# PROBLEM STATEMENT
Collect all lines below with the string "name".

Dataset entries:
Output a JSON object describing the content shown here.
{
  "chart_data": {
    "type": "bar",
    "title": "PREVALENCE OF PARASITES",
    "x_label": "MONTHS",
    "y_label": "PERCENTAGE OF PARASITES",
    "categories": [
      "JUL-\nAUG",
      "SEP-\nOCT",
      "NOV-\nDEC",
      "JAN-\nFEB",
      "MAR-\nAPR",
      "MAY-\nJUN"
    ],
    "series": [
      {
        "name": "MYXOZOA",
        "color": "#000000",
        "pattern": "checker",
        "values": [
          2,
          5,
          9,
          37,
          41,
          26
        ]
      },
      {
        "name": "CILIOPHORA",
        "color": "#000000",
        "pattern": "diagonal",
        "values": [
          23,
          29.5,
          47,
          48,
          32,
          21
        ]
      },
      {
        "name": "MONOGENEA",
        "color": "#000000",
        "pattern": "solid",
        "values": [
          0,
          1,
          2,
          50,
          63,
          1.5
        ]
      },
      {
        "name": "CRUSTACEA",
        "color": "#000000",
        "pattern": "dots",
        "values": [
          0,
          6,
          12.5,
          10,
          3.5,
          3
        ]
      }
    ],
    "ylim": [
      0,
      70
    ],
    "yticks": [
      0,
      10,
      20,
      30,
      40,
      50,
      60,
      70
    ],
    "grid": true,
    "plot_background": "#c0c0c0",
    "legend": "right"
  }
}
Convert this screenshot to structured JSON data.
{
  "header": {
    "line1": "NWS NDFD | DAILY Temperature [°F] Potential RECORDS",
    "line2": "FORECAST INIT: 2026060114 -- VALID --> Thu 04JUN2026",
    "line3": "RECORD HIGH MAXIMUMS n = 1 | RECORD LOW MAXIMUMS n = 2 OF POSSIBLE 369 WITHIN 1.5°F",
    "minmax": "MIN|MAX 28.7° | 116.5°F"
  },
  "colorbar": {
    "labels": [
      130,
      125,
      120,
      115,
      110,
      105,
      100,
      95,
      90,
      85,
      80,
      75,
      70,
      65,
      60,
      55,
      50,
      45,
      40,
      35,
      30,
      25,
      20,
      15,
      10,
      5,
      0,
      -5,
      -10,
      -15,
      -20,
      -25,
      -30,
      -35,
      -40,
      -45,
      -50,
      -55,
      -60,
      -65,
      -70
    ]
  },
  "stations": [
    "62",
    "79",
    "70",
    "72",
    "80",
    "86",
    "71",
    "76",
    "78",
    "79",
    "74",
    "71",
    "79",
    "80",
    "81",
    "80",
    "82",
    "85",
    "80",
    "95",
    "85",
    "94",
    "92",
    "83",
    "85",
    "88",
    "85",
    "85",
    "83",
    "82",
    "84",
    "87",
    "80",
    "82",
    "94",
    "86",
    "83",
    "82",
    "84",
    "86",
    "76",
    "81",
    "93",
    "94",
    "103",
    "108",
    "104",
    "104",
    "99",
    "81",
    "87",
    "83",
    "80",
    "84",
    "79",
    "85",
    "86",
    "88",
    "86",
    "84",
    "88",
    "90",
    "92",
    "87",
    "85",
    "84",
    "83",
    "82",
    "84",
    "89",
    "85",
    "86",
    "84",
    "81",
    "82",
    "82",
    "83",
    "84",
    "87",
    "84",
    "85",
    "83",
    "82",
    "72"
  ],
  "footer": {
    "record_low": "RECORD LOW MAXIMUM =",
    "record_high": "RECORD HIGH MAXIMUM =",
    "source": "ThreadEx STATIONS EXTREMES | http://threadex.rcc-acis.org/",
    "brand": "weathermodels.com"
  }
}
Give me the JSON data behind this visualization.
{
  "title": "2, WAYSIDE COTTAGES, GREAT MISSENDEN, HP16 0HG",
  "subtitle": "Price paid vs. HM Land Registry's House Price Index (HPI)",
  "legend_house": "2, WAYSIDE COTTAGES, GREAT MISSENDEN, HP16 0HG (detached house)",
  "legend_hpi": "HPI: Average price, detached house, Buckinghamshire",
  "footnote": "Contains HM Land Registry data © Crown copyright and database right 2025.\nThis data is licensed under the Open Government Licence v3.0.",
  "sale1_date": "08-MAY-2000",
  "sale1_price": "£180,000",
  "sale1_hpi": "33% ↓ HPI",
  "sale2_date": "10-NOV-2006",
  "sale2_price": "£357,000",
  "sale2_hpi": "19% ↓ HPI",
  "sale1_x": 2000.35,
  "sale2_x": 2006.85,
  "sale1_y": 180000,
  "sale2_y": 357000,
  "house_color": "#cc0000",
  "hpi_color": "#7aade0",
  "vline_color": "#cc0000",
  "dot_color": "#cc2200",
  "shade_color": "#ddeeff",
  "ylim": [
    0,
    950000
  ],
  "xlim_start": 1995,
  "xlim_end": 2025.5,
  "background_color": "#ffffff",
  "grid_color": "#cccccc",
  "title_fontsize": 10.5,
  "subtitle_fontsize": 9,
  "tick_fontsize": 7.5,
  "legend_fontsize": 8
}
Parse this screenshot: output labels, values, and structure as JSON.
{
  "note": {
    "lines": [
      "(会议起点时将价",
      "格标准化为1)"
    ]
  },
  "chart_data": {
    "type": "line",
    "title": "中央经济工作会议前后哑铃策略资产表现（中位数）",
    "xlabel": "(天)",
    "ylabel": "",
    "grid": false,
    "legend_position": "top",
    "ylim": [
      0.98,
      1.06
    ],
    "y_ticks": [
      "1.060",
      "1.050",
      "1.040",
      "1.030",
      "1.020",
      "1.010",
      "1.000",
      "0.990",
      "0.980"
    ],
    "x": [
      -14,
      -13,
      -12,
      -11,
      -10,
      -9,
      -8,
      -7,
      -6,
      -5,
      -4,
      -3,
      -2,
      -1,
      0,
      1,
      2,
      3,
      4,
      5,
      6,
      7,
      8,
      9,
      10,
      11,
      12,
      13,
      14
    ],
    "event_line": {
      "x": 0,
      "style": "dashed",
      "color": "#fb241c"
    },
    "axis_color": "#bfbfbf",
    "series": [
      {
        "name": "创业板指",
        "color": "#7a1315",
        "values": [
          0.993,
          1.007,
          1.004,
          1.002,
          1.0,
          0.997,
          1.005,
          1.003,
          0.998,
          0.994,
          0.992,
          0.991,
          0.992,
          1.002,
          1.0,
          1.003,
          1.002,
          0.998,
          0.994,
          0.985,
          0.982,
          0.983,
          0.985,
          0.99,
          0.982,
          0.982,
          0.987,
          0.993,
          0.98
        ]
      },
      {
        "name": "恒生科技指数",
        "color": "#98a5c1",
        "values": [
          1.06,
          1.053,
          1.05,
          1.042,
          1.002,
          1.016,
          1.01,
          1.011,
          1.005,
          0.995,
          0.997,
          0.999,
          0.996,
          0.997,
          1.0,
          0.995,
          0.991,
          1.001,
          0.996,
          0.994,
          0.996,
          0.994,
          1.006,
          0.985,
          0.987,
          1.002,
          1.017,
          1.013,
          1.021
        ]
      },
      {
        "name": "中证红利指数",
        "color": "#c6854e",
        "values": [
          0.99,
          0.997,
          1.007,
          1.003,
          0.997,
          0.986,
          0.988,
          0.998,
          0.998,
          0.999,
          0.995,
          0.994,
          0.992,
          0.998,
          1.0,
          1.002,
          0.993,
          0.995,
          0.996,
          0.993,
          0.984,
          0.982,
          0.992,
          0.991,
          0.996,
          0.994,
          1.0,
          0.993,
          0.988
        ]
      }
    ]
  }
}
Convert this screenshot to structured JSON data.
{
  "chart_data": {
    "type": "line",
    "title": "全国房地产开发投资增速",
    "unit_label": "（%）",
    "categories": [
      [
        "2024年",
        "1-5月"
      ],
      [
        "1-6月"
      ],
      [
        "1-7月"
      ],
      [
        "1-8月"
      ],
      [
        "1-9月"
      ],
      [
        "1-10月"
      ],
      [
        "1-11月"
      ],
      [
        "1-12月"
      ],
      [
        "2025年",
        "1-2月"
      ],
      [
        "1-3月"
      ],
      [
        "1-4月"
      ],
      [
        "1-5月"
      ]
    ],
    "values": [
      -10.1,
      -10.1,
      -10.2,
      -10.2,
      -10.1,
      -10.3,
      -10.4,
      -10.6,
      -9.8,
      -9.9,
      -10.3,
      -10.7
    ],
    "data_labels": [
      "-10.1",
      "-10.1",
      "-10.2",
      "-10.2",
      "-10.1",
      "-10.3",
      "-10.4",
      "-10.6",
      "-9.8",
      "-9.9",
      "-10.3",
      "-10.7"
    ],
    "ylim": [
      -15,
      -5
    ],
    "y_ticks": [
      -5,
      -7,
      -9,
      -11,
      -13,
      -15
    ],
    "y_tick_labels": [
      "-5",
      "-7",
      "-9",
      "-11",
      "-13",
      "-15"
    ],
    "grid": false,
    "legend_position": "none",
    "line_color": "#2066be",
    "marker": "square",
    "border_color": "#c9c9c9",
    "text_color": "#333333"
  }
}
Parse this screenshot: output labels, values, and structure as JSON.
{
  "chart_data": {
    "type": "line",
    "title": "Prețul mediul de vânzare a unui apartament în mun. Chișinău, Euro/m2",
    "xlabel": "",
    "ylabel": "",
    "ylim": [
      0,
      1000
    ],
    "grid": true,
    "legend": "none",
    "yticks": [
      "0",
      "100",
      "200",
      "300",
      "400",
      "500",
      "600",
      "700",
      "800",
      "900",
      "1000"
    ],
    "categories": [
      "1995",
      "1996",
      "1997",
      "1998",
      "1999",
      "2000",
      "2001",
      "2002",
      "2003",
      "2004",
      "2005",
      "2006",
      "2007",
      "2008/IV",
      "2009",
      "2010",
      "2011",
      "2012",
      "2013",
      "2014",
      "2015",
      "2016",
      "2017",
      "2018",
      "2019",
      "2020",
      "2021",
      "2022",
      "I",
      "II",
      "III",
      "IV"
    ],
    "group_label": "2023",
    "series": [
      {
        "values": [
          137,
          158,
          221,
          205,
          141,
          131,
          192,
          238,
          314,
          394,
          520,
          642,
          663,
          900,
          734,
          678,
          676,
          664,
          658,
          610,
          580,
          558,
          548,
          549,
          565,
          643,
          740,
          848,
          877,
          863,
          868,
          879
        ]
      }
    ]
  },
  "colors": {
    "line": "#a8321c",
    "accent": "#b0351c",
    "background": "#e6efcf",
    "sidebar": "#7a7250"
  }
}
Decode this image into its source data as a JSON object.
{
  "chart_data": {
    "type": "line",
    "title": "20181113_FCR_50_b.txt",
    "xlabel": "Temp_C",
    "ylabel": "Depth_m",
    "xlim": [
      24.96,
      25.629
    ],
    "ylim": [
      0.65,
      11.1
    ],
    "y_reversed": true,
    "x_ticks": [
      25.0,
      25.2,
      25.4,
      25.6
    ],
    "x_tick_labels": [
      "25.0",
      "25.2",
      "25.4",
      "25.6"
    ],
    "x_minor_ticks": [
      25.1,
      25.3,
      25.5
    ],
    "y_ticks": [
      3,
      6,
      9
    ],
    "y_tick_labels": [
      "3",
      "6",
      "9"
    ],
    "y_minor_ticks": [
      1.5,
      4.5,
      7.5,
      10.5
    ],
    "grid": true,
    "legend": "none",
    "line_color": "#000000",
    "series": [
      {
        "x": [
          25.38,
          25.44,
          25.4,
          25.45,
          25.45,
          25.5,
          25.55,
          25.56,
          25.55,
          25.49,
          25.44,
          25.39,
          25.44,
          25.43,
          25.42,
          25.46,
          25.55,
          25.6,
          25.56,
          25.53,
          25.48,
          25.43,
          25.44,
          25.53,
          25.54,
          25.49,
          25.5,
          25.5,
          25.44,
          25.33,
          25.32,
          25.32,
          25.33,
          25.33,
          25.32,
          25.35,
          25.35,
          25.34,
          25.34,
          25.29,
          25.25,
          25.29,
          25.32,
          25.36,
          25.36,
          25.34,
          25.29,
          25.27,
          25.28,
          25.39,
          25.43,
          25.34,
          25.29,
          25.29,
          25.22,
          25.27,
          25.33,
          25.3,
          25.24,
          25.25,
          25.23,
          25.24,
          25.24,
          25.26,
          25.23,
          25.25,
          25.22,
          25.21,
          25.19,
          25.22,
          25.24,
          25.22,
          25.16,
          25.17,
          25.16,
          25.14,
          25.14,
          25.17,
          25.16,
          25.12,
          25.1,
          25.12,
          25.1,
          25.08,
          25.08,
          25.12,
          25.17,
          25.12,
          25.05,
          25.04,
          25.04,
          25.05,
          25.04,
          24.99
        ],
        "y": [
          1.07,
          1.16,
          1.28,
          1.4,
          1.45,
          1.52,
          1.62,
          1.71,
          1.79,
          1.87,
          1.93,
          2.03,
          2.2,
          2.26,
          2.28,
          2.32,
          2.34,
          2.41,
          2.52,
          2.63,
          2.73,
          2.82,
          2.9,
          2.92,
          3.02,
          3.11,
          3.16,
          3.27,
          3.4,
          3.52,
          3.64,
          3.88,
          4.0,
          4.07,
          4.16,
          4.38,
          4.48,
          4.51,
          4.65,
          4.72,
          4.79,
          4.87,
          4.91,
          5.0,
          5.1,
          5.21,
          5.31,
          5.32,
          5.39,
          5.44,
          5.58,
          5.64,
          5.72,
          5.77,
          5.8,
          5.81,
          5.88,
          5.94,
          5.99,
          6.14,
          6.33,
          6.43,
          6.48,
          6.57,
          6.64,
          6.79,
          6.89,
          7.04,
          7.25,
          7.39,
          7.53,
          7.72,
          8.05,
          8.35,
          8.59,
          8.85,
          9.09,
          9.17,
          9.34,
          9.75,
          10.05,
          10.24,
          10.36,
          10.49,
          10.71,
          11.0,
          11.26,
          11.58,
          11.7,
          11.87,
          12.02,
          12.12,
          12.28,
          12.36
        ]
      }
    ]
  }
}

# RESPONSE
        "name": "MYXOZOA",
        "name": "CILIOPHORA",
        "name": "MONOGENEA",
        "name": "CRUSTACEA",
        "name": "创业板指",
        "name": "恒生科技指数",
        "name": "中证红利指数",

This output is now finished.